─── Data for the task ───

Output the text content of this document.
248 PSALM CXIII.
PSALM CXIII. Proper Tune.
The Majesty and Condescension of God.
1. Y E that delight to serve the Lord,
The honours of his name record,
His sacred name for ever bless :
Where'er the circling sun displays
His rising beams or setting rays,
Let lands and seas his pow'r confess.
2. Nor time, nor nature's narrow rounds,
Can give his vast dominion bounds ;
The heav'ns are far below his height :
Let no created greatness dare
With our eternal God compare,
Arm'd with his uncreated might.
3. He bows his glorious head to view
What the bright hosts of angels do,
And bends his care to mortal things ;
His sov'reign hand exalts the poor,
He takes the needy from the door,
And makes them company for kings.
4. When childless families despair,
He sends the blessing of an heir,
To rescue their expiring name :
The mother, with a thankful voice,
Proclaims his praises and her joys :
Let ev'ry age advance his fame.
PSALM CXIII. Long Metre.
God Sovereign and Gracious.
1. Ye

───

All entries must be repeated verbatim.

- Output for this exercise -
Output the text content of this document.
248 PSALM CXIII.
PSALM CXIII. Proper Tune.
The Majesty and Condescension of God.
1. Y E that delight to serve the Lord,
The honours of his name record,
His sacred name for ever bless :
Where'er the circling sun displays
His rising beams or setting rays,
Let lands and seas his pow'r confess.
2. Nor time, nor nature's narrow rounds,
Can give his vast dominion bounds ;
The heav'ns are far below his height :
Let no created greatness dare
With our eternal God compare,
Arm'd with his uncreated might.
3. He bows his glorious head to view
What the bright hosts of angels do,
And bends his care to mortal things ;
His sov'reign hand exalts the poor,
He takes the needy from the door,
And makes them company for kings.
4. When childless families despair,
He sends the blessing of an heir,
To rescue their expiring name :
The mother, with a thankful voice,
Proclaims his praises and her joys :
Let ev'ry age advance his fame.
PSALM CXIII. Long Metre.
God Sovereign and Gracious.
1. Ye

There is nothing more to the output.